## Exercise
Read the data and repeat all of it exactly.

## Data section
▬▬▬▬▬▬

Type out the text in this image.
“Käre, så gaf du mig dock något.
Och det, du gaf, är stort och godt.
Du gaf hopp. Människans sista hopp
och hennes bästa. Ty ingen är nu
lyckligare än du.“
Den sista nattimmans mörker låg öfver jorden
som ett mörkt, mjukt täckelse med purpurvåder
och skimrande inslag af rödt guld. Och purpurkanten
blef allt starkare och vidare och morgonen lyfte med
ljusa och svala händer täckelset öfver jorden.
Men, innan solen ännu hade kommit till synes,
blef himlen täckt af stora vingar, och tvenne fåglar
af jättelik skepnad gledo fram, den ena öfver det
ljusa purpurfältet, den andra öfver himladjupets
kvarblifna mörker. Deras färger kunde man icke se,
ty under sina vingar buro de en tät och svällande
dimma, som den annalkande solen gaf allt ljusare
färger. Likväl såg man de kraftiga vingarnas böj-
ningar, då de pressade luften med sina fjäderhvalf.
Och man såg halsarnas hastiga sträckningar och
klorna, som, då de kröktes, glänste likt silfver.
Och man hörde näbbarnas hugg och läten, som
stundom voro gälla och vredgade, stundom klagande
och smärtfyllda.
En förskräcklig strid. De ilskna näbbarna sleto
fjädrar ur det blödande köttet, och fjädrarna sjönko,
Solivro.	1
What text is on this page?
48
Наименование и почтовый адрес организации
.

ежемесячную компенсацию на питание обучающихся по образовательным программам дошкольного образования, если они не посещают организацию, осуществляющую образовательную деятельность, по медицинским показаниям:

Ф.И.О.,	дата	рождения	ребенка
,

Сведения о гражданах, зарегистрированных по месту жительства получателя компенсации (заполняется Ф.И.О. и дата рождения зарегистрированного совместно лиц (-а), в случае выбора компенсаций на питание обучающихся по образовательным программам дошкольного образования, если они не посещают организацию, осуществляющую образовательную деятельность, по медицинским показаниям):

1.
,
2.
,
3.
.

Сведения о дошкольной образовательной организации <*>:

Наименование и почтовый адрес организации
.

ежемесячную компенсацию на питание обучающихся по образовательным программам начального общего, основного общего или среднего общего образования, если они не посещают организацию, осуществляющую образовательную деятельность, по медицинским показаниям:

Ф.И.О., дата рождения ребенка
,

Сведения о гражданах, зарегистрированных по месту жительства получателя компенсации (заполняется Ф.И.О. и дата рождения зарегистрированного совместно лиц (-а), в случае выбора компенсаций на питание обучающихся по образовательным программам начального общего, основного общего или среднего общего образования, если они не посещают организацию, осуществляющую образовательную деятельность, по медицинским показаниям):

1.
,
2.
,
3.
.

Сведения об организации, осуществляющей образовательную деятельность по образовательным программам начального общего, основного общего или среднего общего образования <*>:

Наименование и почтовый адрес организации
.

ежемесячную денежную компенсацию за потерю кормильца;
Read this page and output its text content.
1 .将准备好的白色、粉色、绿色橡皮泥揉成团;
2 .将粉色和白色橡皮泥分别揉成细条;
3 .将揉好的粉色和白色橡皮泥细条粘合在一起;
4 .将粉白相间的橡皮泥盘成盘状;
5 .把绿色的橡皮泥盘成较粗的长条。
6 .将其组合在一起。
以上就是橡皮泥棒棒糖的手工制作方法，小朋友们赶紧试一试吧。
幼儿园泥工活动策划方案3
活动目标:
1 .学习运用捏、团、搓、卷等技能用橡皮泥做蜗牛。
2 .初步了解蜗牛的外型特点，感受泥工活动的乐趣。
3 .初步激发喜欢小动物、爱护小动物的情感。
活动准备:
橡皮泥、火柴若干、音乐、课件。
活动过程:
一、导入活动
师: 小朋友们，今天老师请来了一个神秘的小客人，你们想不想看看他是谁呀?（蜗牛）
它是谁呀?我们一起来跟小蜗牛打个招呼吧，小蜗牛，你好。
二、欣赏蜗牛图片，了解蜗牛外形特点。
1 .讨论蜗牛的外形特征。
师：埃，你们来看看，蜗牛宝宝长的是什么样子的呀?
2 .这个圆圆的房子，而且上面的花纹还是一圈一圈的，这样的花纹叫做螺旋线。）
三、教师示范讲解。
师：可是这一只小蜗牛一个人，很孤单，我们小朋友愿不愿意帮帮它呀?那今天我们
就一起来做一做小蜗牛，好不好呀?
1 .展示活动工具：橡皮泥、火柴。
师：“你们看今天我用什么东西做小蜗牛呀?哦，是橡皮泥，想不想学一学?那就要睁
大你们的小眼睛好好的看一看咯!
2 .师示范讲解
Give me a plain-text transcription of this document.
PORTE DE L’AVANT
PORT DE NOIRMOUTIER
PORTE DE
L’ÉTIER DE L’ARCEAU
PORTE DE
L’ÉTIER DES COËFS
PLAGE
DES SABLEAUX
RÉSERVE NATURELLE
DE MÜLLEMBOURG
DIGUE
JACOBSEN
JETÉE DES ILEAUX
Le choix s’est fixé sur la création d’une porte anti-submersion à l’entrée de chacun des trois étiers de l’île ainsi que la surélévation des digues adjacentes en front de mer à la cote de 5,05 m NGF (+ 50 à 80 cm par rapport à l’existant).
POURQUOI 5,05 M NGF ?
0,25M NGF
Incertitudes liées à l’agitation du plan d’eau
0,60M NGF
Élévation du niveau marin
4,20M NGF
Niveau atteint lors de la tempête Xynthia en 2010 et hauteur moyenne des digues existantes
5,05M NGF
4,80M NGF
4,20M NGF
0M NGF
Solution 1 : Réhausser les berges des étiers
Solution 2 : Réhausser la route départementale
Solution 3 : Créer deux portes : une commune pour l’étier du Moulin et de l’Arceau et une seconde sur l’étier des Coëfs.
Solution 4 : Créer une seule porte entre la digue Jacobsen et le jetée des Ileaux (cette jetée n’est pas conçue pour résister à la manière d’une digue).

▬▬▬▬▬▬

## Worked answer
Type out the text in this image.
“Käre, så gaf du mig dock något.
Och det, du gaf, är stort och godt.
Du gaf hopp. Människans sista hopp
och hennes bästa. Ty ingen är nu
lyckligare än du.“
Den sista nattimmans mörker låg öfver jorden
som ett mörkt, mjukt täckelse med purpurvåder
och skimrande inslag af rödt guld. Och purpurkanten
blef allt starkare och vidare och morgonen lyfte med
ljusa och svala händer täckelset öfver jorden.
Men, innan solen ännu hade kommit till synes,
blef himlen täckt af stora vingar, och tvenne fåglar
af jättelik skepnad gledo fram, den ena öfver det
ljusa purpurfältet, den andra öfver himladjupets
kvarblifna mörker. Deras färger kunde man icke se,
ty under sina vingar buro de en tät och svällande
dimma, som den annalkande solen gaf allt ljusare
färger. Likväl såg man de kraftiga vingarnas böj-
ningar, då de pressade luften med sina fjäderhvalf.
Och man såg halsarnas hastiga sträckningar och
klorna, som, då de kröktes, glänste likt silfver.
Och man hörde näbbarnas hugg och läten, som
stundom voro gälla och vredgade, stundom klagande
och smärtfyllda.
En förskräcklig strid. De ilskna näbbarna sleto
fjädrar ur det blödande köttet, och fjädrarna sjönko,
Solivro.	1
What text is on this page?
48
Наименование и почтовый адрес организации
.

ежемесячную компенсацию на питание обучающихся по образовательным программам дошкольного образования, если они не посещают организацию, осуществляющую образовательную деятельность, по медицинским показаниям:

Ф.И.О.,	дата	рождения	ребенка
,

Сведения о гражданах, зарегистрированных по месту жительства получателя компенсации (заполняется Ф.И.О. и дата рождения зарегистрированного совместно лиц (-а), в случае выбора компенсаций на питание обучающихся по образовательным программам дошкольного образования, если они не посещают организацию, осуществляющую образовательную деятельность, по медицинским показаниям):

1.
,
2.
,
3.
.

Сведения о дошкольной образовательной организации <*>:

Наименование и почтовый адрес организации
.

ежемесячную компенсацию на питание обучающихся по образовательным программам начального общего, основного общего или среднего общего образования, если они не посещают организацию, осуществляющую образовательную деятельность, по медицинским показаниям:

Ф.И.О., дата рождения ребенка
,

Сведения о гражданах, зарегистрированных по месту жительства получателя компенсации (заполняется Ф.И.О. и дата рождения зарегистрированного совместно лиц (-а), в случае выбора компенсаций на питание обучающихся по образовательным программам начального общего, основного общего или среднего общего образования, если они не посещают организацию, осуществляющую образовательную деятельность, по медицинским показаниям):

1.
,
2.
,
3.
.

Сведения об организации, осуществляющей образовательную деятельность по образовательным программам начального общего, основного общего или среднего общего образования <*>:

Наименование и почтовый адрес организации
.

ежемесячную денежную компенсацию за потерю кормильца;
Read this page and output its text content.
1 .将准备好的白色、粉色、绿色橡皮泥揉成团;
2 .将粉色和白色橡皮泥分别揉成细条;
3 .将揉好的粉色和白色橡皮泥细条粘合在一起;
4 .将粉白相间的橡皮泥盘成盘状;
5 .把绿色的橡皮泥盘成较粗的长条。
6 .将其组合在一起。
以上就是橡皮泥棒棒糖的手工制作方法，小朋友们赶紧试一试吧。
幼儿园泥工活动策划方案3
活动目标:
1 .学习运用捏、团、搓、卷等技能用橡皮泥做蜗牛。
2 .初步了解蜗牛的外型特点，感受泥工活动的乐趣。
3 .初步激发喜欢小动物、爱护小动物的情感。
活动准备:
橡皮泥、火柴若干、音乐、课件。
活动过程:
一、导入活动
师: 小朋友们，今天老师请来了一个神秘的小客人，你们想不想看看他是谁呀?（蜗牛）
它是谁呀?我们一起来跟小蜗牛打个招呼吧，小蜗牛，你好。
二、欣赏蜗牛图片，了解蜗牛外形特点。
1 .讨论蜗牛的外形特征。
师：埃，你们来看看，蜗牛宝宝长的是什么样子的呀?
2 .这个圆圆的房子，而且上面的花纹还是一圈一圈的，这样的花纹叫做螺旋线。）
三、教师示范讲解。
师：可是这一只小蜗牛一个人，很孤单，我们小朋友愿不愿意帮帮它呀?那今天我们
就一起来做一做小蜗牛，好不好呀?
1 .展示活动工具：橡皮泥、火柴。
师：“你们看今天我用什么东西做小蜗牛呀?哦，是橡皮泥，想不想学一学?那就要睁
大你们的小眼睛好好的看一看咯!
2 .师示范讲解
Give me a plain-text transcription of this document.
PORTE DE L’AVANT
PORT DE NOIRMOUTIER
PORTE DE
L’ÉTIER DE L’ARCEAU
PORTE DE
L’ÉTIER DES COËFS
PLAGE
DES SABLEAUX
RÉSERVE NATURELLE
DE MÜLLEMBOURG
DIGUE
JACOBSEN
JETÉE DES ILEAUX
Le choix s’est fixé sur la création d’une porte anti-submersion à l’entrée de chacun des trois étiers de l’île ainsi que la surélévation des digues adjacentes en front de mer à la cote de 5,05 m NGF (+ 50 à 80 cm par rapport à l’existant).
POURQUOI 5,05 M NGF ?
0,25M NGF
Incertitudes liées à l’agitation du plan d’eau
0,60M NGF
Élévation du niveau marin
4,20M NGF
Niveau atteint lors de la tempête Xynthia en 2010 et hauteur moyenne des digues existantes
5,05M NGF
4,80M NGF
4,20M NGF
0M NGF
Solution 1 : Réhausser les berges des étiers
Solution 2 : Réhausser la route départementale
Solution 3 : Créer deux portes : une commune pour l’étier du Moulin et de l’Arceau et une seconde sur l’étier des Coëfs.
Solution 4 : Créer une seule porte entre la digue Jacobsen et le jetée des Ileaux (cette jetée n’est pas conçue pour résister à la manière d’une digue).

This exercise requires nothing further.